> [Your instructions]: Transcribe the material below exactly as it appears.

> [Supplied records]:
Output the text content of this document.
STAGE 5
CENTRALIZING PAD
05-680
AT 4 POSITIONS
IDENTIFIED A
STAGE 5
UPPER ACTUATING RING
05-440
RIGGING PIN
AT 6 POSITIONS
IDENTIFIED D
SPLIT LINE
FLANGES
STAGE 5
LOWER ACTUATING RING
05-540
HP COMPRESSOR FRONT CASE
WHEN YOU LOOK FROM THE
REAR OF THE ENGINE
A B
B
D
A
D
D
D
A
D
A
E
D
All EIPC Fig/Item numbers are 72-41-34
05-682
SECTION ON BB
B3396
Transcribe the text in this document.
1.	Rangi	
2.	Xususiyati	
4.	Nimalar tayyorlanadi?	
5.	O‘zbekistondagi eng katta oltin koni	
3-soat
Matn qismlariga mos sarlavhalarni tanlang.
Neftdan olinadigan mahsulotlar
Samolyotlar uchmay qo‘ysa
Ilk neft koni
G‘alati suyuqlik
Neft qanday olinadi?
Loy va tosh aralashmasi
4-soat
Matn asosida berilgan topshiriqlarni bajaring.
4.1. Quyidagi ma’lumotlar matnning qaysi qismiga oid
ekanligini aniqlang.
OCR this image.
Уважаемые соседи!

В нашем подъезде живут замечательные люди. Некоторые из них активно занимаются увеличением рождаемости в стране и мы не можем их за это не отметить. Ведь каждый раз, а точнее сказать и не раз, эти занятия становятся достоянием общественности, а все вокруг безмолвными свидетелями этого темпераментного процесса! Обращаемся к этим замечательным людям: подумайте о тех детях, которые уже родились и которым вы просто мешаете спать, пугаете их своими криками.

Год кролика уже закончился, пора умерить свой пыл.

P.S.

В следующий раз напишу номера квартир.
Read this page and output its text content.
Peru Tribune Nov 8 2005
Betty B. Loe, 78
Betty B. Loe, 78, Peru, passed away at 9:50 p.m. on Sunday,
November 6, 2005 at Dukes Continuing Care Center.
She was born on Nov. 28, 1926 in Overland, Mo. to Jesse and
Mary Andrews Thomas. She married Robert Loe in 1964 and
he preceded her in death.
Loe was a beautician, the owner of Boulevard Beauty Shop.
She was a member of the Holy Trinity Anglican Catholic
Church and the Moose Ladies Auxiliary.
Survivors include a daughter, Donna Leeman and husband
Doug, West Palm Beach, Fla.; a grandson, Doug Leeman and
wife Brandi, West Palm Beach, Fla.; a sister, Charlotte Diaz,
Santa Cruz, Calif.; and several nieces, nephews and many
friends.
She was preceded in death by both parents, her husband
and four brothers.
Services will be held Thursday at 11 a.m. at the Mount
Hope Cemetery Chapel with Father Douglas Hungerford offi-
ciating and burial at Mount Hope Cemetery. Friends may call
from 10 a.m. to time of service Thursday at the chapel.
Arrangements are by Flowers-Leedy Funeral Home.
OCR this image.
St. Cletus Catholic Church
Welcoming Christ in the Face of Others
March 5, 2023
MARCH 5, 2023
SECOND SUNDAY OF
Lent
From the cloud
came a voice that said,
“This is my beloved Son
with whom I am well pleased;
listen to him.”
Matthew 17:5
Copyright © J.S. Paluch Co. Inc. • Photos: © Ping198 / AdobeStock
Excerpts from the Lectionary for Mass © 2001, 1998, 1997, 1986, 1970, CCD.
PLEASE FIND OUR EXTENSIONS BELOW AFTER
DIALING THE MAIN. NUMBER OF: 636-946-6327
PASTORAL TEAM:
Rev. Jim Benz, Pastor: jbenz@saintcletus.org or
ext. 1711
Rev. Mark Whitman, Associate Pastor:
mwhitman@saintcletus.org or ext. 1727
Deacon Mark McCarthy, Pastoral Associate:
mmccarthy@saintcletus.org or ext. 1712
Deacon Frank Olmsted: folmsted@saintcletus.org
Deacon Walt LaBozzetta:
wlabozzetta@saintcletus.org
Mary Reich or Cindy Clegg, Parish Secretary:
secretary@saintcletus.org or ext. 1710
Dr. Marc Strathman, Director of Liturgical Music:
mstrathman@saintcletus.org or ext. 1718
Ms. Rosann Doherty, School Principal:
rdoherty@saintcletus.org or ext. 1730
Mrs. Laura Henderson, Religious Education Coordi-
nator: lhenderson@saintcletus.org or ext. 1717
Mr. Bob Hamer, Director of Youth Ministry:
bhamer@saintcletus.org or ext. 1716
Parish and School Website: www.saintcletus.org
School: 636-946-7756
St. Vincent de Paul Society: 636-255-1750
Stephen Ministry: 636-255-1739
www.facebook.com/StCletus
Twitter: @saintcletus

> [Full solution]:
Output the text content of this document.
STAGE 5
CENTRALIZING PAD
05-680
AT 4 POSITIONS
IDENTIFIED A
STAGE 5
UPPER ACTUATING RING
05-440
RIGGING PIN
AT 6 POSITIONS
IDENTIFIED D
SPLIT LINE
FLANGES
STAGE 5
LOWER ACTUATING RING
05-540
HP COMPRESSOR FRONT CASE
WHEN YOU LOOK FROM THE
REAR OF THE ENGINE
A B
B
D
A
D
D
D
A
D
A
E
D
All EIPC Fig/Item numbers are 72-41-34
05-682
SECTION ON BB
B3396
Transcribe the text in this document.
1.	Rangi	
2.	Xususiyati	
4.	Nimalar tayyorlanadi?	
5.	O‘zbekistondagi eng katta oltin koni	
3-soat
Matn qismlariga mos sarlavhalarni tanlang.
Neftdan olinadigan mahsulotlar
Samolyotlar uchmay qo‘ysa
Ilk neft koni
G‘alati suyuqlik
Neft qanday olinadi?
Loy va tosh aralashmasi
4-soat
Matn asosida berilgan topshiriqlarni bajaring.
4.1. Quyidagi ma’lumotlar matnning qaysi qismiga oid
ekanligini aniqlang.
OCR this image.
Уважаемые соседи!

В нашем подъезде живут замечательные люди. Некоторые из них активно занимаются увеличением рождаемости в стране и мы не можем их за это не отметить. Ведь каждый раз, а точнее сказать и не раз, эти занятия становятся достоянием общественности, а все вокруг безмолвными свидетелями этого темпераментного процесса! Обращаемся к этим замечательным людям: подумайте о тех детях, которые уже родились и которым вы просто мешаете спать, пугаете их своими криками.

Год кролика уже закончился, пора умерить свой пыл.

P.S.

В следующий раз напишу номера квартир.
Read this page and output its text content.
Peru Tribune Nov 8 2005
Betty B. Loe, 78
Betty B. Loe, 78, Peru, passed away at 9:50 p.m. on Sunday,
November 6, 2005 at Dukes Continuing Care Center.
She was born on Nov. 28, 1926 in Overland, Mo. to Jesse and
Mary Andrews Thomas. She married Robert Loe in 1964 and
he preceded her in death.
Loe was a beautician, the owner of Boulevard Beauty Shop.
She was a member of the Holy Trinity Anglican Catholic
Church and the Moose Ladies Auxiliary.
Survivors include a daughter, Donna Leeman and husband
Doug, West Palm Beach, Fla.; a grandson, Doug Leeman and
wife Brandi, West Palm Beach, Fla.; a sister, Charlotte Diaz,
Santa Cruz, Calif.; and several nieces, nephews and many
friends.
She was preceded in death by both parents, her husband
and four brothers.
Services will be held Thursday at 11 a.m. at the Mount
Hope Cemetery Chapel with Father Douglas Hungerford offi-
ciating and burial at Mount Hope Cemetery. Friends may call
from 10 a.m. to time of service Thursday at the chapel.
Arrangements are by Flowers-Leedy Funeral Home.
OCR this image.
St. Cletus Catholic Church
Welcoming Christ in the Face of Others
March 5, 2023
MARCH 5, 2023
SECOND SUNDAY OF
Lent
From the cloud
came a voice that said,
“This is my beloved Son
with whom I am well pleased;
listen to him.”
Matthew 17:5
Copyright © J.S. Paluch Co. Inc. • Photos: © Ping198 / AdobeStock
Excerpts from the Lectionary for Mass © 2001, 1998, 1997, 1986, 1970, CCD.
PLEASE FIND OUR EXTENSIONS BELOW AFTER
DIALING THE MAIN. NUMBER OF: 636-946-6327
PASTORAL TEAM:
Rev. Jim Benz, Pastor: jbenz@saintcletus.org or
ext. 1711
Rev. Mark Whitman, Associate Pastor:
mwhitman@saintcletus.org or ext. 1727
Deacon Mark McCarthy, Pastoral Associate:
mmccarthy@saintcletus.org or ext. 1712
Deacon Frank Olmsted: folmsted@saintcletus.org
Deacon Walt LaBozzetta:
wlabozzetta@saintcletus.org
Mary Reich or Cindy Clegg, Parish Secretary:
secretary@saintcletus.org or ext. 1710
Dr. Marc Strathman, Director of Liturgical Music:
mstrathman@saintcletus.org or ext. 1718
Ms. Rosann Doherty, School Principal:
rdoherty@saintcletus.org or ext. 1730
Mrs. Laura Henderson, Religious Education Coordi-
nator: lhenderson@saintcletus.org or ext. 1717
Mr. Bob Hamer, Director of Youth Ministry:
bhamer@saintcletus.org or ext. 1716
Parish and School Website: www.saintcletus.org
School: 636-946-7756
St. Vincent de Paul Society: 636-255-1750
Stephen Ministry: 636-255-1739
www.facebook.com/StCletus
Twitter: @saintcletus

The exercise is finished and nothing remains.